Thank you so much for the thoughtful response, this was incredibly helpful and gave me a much clearer direction.

I really liked your point about starting with embeddings and building structure before relying on higher-level reasoning. That helped me reframe how I was thinking about this.

Based on your guidance, I’m now thinking of starting with a very simple, consumer-facing use case inspired by something like “Shazam for animals.” The idea is not translation, but rather:

  • Record a short animal sound

  • Use embeddings to identify similarity against known patterns

  • Return a lightweight interpretation such as species (if possible) and a probable behavioral context (e.g., alert, contact, stress)

  • Let users correct or label the result so the system improves over time

From there, I’m considering layering NatureLM on top as an explanation layer, mainly to:

  • Turn structured outputs into more natural, human-readable insights

  • Potentially reason over sequences of sounds (e.g., repeated patterns over time)

__AIM OF THE EXERCISE__: Continue the forum post about the "Shazam for animals" sound app from the point where it stops.

Element location data
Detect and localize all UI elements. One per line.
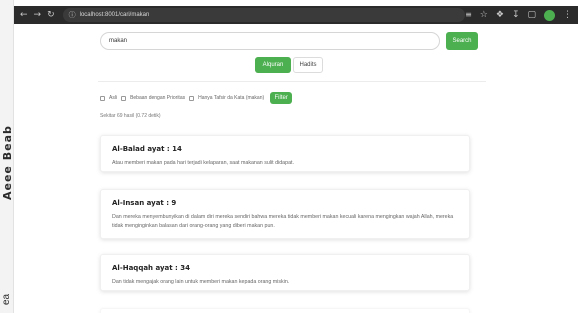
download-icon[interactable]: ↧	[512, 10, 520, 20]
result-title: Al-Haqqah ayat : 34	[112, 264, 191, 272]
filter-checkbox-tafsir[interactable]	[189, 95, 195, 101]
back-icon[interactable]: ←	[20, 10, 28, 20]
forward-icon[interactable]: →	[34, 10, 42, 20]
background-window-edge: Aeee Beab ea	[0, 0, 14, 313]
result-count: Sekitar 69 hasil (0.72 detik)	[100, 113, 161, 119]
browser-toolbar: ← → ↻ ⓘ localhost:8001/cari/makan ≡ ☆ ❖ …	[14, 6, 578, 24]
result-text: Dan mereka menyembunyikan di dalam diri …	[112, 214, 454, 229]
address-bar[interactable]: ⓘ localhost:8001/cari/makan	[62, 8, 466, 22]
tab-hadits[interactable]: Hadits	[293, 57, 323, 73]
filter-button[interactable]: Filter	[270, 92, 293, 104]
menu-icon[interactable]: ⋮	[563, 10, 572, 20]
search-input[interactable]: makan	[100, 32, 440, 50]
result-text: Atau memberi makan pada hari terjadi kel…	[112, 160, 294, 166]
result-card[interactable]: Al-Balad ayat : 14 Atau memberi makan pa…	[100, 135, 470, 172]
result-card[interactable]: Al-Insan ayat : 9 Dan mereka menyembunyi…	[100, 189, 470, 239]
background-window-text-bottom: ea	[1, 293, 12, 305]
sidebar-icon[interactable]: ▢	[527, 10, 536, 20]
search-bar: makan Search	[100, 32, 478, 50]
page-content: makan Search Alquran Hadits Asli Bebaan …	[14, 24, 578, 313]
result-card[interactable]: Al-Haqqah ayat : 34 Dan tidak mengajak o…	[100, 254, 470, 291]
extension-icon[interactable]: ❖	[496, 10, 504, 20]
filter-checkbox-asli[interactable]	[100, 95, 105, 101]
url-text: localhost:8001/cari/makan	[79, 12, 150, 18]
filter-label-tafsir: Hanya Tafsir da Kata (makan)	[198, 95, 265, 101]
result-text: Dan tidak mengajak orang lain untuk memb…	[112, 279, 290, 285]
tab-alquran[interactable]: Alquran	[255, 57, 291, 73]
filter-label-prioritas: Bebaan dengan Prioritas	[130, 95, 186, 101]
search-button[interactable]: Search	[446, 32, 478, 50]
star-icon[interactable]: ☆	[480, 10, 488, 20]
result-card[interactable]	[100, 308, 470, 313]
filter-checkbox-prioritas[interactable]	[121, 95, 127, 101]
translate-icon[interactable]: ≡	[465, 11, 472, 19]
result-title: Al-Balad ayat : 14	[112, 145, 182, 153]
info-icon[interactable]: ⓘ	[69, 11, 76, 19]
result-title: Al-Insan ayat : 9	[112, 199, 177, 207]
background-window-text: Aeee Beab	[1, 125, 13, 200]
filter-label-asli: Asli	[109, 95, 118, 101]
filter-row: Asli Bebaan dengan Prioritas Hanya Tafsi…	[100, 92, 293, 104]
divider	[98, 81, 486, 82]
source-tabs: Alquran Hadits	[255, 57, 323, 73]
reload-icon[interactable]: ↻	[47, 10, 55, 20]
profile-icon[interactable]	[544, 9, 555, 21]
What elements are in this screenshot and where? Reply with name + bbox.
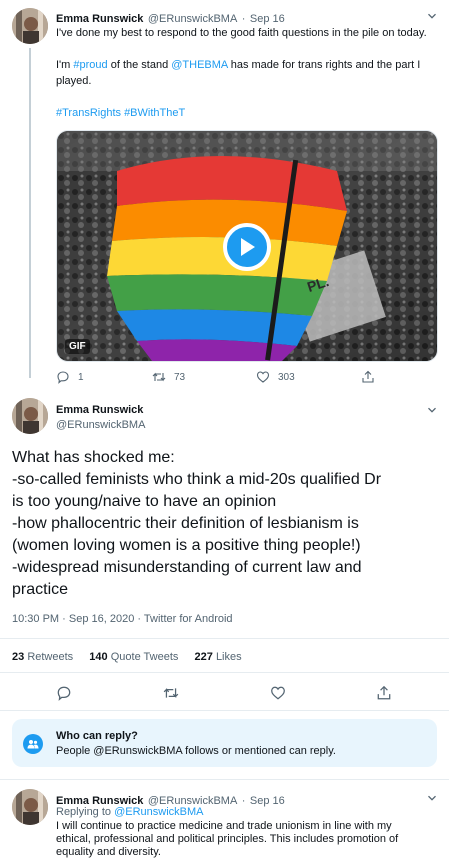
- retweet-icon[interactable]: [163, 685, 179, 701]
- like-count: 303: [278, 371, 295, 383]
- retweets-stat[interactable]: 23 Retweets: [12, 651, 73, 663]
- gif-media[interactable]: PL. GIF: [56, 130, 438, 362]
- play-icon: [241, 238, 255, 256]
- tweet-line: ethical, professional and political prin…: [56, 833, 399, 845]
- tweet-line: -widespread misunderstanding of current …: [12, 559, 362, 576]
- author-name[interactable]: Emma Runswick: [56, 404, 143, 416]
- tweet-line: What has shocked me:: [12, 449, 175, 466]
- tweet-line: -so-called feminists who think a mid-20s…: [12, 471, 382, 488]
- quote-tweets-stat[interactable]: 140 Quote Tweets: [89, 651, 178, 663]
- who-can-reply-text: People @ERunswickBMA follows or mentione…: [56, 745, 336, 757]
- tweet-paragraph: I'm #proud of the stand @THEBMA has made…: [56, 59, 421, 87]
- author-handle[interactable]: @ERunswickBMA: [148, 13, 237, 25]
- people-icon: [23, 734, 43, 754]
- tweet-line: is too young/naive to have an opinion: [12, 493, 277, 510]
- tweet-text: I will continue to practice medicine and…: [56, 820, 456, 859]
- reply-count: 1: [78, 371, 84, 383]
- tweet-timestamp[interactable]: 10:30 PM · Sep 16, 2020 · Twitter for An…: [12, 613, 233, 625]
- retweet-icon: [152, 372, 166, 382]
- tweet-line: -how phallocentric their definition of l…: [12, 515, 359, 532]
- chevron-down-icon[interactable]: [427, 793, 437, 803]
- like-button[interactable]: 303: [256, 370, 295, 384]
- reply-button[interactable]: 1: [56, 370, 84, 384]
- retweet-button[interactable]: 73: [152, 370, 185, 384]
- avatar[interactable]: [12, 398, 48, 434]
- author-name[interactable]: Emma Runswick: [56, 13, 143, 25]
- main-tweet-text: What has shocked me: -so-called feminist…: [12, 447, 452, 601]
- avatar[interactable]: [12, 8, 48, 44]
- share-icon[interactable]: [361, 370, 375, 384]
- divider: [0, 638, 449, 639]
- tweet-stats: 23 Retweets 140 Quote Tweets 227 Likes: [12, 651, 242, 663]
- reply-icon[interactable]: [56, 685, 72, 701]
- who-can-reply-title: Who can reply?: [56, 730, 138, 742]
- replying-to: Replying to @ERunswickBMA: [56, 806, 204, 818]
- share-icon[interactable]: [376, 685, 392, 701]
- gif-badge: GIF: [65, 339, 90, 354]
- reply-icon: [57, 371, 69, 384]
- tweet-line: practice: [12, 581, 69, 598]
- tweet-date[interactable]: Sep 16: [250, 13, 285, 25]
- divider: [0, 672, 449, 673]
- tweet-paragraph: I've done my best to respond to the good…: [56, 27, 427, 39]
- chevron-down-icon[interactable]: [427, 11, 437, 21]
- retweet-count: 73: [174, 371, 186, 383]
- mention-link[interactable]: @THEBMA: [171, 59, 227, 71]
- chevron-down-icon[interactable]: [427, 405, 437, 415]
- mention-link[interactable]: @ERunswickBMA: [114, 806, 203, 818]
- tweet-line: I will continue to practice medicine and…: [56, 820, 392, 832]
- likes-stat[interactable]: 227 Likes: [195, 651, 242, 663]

__OUTPUT OF THE TASK__:
I’m planning to start small, likely focusing on a single domain (dogs or a limited set of common outdoor sounds) and building a small labeled dataset to experiment with embeddings, clustering, and retrieval before introducing any fine-tuning.

One thing I found especially interesting in your note was the idea of mapping sounds across species conditioned on behavior. That feels like a really powerful direction long-term, even if I start with a much simpler single-species version.

If you have any suggestions on:

  • good starter datasets for domestic animals (especially dogs), or

  • best practices for structuring labels (behavior vs call-type vs context),

I’d love to learn from anything you’d recommend.

Really appreciate the openness of your team and the work you’re doing here, it’s exciting to explore.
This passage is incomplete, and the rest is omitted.